* _Work order_
Your reply should be made up of every line in the records below that holds the string "includes".

────────────────────

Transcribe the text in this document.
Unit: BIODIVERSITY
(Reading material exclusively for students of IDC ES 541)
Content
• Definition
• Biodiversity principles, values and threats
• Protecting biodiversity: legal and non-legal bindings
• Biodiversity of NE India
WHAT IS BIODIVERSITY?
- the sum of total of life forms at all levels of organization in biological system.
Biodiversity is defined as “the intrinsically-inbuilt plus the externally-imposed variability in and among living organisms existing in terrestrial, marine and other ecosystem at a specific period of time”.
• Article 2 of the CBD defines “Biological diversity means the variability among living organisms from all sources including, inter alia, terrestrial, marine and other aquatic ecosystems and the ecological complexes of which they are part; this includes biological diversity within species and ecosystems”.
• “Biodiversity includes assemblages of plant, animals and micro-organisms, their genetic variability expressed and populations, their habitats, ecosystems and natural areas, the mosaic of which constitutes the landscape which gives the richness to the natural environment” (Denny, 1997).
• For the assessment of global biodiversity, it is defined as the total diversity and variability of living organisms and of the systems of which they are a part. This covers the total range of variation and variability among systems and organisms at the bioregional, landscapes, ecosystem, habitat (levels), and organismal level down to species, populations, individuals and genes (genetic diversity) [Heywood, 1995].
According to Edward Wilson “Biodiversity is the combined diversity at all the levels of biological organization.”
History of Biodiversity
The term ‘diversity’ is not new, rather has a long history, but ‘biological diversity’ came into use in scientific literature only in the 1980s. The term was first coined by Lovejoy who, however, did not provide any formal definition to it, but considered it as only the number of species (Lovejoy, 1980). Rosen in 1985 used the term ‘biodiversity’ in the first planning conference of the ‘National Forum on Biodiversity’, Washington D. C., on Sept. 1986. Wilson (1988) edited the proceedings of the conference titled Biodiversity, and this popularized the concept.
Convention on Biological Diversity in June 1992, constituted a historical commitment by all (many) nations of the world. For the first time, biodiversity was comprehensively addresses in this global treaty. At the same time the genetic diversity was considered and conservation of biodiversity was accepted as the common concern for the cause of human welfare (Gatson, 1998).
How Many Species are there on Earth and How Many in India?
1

────────────────────

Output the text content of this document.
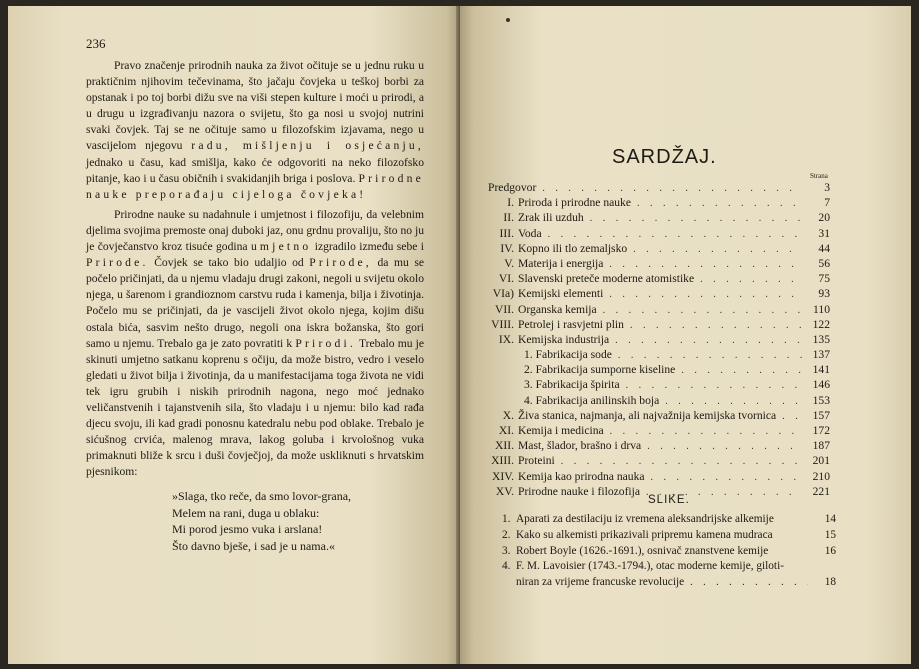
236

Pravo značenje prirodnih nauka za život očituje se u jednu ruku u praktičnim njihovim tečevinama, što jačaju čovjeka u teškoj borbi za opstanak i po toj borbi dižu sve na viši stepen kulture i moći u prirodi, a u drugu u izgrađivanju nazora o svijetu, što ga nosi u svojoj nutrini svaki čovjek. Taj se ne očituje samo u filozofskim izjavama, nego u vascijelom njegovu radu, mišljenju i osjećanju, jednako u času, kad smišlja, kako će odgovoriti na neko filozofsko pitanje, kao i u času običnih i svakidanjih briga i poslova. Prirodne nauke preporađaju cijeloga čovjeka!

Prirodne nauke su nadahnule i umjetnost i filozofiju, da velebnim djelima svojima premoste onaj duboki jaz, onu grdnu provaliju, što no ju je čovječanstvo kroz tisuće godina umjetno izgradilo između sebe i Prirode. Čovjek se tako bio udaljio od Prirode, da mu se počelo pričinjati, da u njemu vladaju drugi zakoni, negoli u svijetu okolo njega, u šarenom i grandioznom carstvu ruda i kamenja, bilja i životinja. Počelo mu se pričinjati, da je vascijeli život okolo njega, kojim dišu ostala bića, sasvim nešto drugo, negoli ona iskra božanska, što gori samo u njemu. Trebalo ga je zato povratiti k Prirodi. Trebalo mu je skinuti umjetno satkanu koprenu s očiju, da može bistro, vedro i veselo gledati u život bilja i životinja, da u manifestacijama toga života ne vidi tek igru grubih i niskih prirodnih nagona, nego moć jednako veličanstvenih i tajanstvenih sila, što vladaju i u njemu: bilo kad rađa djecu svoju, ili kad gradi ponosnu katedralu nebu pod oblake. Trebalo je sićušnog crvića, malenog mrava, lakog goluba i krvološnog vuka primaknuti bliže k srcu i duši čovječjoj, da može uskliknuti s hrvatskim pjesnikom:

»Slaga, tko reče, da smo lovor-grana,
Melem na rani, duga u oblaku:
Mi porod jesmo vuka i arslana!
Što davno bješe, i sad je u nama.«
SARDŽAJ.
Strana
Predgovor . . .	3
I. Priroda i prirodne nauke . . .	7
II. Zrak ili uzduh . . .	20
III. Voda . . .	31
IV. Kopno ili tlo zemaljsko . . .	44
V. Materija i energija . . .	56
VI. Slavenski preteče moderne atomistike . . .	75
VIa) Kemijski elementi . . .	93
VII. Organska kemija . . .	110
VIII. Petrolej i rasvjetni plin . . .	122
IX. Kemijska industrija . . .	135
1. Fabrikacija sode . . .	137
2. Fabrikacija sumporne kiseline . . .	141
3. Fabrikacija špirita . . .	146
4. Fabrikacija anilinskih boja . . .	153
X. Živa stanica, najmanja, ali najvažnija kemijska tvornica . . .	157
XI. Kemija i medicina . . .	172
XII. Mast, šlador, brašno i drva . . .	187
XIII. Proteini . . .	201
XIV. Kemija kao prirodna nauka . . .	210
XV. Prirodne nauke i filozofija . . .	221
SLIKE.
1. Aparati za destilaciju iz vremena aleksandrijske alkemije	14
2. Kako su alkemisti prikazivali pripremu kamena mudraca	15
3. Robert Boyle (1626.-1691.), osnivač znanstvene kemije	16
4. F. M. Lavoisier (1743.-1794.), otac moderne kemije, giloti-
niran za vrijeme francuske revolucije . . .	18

────────────────────

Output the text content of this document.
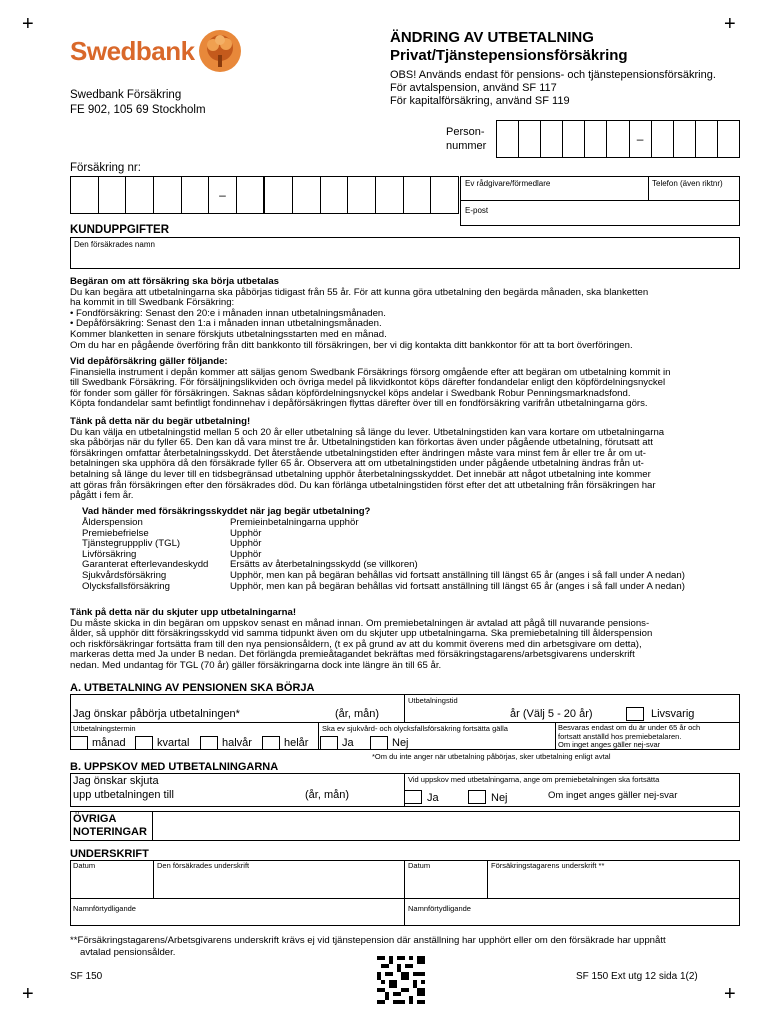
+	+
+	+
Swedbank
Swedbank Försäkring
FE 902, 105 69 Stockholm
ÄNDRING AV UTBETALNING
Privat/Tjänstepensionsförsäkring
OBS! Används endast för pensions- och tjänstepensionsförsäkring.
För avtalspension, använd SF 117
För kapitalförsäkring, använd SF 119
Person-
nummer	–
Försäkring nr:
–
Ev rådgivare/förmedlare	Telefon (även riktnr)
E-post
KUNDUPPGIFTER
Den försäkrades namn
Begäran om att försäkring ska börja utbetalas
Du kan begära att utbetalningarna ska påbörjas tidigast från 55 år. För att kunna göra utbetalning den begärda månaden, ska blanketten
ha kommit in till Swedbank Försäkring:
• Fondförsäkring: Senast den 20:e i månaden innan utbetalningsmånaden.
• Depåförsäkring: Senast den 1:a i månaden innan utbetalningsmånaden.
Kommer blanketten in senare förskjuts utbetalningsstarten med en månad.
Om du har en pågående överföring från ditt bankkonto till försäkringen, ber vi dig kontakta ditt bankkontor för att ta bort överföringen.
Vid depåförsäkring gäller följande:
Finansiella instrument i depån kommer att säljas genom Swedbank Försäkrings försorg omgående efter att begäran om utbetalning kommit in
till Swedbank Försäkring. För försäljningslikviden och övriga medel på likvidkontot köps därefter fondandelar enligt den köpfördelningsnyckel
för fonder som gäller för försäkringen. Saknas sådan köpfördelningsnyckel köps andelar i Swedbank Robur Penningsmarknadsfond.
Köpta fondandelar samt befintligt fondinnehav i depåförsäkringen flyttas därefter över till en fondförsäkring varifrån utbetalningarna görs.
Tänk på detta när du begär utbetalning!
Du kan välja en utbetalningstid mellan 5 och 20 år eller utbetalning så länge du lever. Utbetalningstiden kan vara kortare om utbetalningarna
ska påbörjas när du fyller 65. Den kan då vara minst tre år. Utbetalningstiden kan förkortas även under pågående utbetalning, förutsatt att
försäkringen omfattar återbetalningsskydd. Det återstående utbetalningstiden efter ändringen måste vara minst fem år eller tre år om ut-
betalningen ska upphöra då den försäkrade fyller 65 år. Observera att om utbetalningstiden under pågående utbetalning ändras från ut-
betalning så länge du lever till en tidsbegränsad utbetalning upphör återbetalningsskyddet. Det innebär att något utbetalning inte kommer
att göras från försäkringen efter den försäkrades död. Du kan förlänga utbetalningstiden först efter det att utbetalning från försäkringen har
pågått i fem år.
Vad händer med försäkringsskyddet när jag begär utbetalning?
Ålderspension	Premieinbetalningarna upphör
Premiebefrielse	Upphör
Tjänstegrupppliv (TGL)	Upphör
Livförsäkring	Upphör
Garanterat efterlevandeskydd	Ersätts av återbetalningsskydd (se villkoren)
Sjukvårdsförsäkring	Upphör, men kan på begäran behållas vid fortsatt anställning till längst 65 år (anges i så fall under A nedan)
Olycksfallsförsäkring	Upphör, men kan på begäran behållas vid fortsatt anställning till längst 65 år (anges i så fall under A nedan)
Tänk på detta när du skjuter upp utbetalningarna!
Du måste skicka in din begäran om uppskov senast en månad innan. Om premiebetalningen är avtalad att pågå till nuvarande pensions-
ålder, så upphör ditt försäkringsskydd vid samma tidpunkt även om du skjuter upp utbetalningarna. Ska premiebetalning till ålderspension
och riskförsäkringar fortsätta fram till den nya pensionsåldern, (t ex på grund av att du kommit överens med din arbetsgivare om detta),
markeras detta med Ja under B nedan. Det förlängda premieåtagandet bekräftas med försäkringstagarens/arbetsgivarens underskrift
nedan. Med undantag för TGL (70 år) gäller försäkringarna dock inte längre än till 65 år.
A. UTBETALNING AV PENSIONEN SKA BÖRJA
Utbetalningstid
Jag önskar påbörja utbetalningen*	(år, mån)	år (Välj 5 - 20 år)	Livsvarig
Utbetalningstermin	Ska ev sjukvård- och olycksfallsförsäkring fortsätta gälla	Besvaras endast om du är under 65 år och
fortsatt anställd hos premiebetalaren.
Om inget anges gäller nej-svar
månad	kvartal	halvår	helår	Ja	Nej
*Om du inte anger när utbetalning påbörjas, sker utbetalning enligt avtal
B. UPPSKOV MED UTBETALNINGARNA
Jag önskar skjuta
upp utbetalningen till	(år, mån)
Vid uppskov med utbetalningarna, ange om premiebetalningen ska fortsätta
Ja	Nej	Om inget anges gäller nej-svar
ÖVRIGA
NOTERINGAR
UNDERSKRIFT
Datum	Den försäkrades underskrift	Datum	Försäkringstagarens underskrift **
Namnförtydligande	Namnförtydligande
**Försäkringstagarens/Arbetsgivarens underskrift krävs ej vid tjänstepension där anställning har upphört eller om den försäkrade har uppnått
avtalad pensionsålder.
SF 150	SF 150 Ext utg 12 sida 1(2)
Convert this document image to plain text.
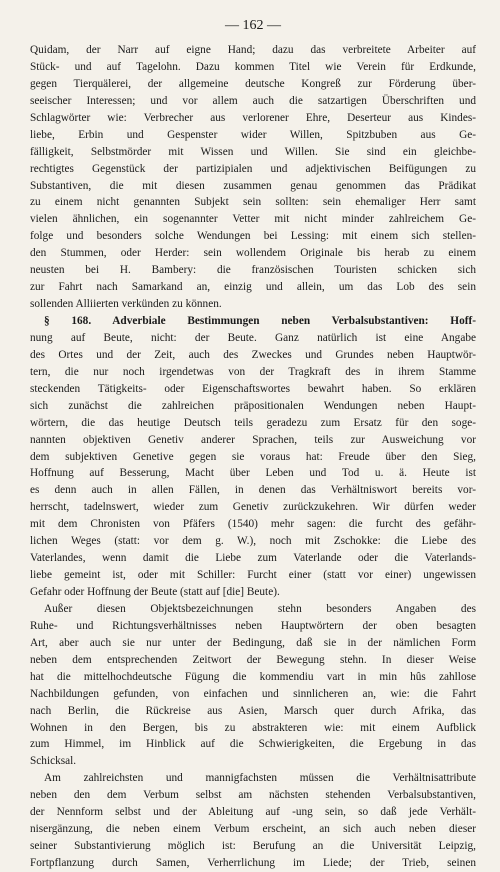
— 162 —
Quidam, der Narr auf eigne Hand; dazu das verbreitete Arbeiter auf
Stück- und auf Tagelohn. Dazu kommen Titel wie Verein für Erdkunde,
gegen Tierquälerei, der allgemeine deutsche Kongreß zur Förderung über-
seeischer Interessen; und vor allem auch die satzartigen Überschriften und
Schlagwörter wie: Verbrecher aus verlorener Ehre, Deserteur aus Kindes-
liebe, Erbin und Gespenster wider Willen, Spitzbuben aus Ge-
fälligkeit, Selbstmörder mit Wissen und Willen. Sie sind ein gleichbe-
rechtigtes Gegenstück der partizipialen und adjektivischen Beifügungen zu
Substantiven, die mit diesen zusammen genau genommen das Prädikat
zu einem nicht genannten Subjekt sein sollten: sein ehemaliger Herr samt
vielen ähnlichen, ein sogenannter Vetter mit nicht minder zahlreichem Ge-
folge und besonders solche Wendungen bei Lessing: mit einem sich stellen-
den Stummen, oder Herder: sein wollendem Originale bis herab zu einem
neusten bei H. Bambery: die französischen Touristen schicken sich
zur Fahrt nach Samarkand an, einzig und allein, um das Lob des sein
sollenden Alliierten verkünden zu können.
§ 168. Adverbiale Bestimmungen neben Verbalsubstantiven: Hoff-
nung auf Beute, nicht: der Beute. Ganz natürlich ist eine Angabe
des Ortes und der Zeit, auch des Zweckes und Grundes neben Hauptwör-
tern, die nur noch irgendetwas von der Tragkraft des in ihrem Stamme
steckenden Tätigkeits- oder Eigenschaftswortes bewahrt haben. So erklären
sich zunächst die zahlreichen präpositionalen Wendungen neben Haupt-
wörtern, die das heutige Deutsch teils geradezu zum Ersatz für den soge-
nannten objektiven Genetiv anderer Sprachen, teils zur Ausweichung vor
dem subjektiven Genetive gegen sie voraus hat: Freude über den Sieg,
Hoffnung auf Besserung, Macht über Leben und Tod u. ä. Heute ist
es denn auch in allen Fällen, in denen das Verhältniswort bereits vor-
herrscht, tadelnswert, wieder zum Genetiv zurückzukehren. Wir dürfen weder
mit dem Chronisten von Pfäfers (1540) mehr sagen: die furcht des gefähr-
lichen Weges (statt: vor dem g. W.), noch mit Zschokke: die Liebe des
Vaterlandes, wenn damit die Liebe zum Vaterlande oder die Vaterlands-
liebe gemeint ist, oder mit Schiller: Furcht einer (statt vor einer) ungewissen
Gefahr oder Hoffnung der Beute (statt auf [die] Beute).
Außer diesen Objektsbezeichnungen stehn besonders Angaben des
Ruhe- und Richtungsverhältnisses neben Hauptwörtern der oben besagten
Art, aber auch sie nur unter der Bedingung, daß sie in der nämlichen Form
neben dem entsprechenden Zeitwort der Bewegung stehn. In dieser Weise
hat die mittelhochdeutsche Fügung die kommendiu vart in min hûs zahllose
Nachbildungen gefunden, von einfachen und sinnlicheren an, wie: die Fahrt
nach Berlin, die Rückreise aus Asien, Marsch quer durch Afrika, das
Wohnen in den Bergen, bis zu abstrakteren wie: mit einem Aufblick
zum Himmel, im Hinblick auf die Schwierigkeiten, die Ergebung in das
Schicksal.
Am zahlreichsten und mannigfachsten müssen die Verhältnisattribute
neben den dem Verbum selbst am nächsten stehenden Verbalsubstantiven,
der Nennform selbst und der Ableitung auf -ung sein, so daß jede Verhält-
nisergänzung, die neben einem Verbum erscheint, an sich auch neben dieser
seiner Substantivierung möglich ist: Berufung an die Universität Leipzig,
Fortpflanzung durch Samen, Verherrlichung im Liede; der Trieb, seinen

────────────────────

* _Result for this task_
• Article 2 of the CBD defines “Biological diversity means the variability among living organisms from all sources including, inter alia, terrestrial, marine and other aquatic ecosystems and the ecological complexes of which they are part; this includes biological diversity within species and ecosystems”.
• “Biodiversity includes assemblages of plant, animals and micro-organisms, their genetic variability expressed and populations, their habitats, ecosystems and natural areas, the mosaic of which constitutes the landscape which gives the richness to the natural environment” (Denny, 1997).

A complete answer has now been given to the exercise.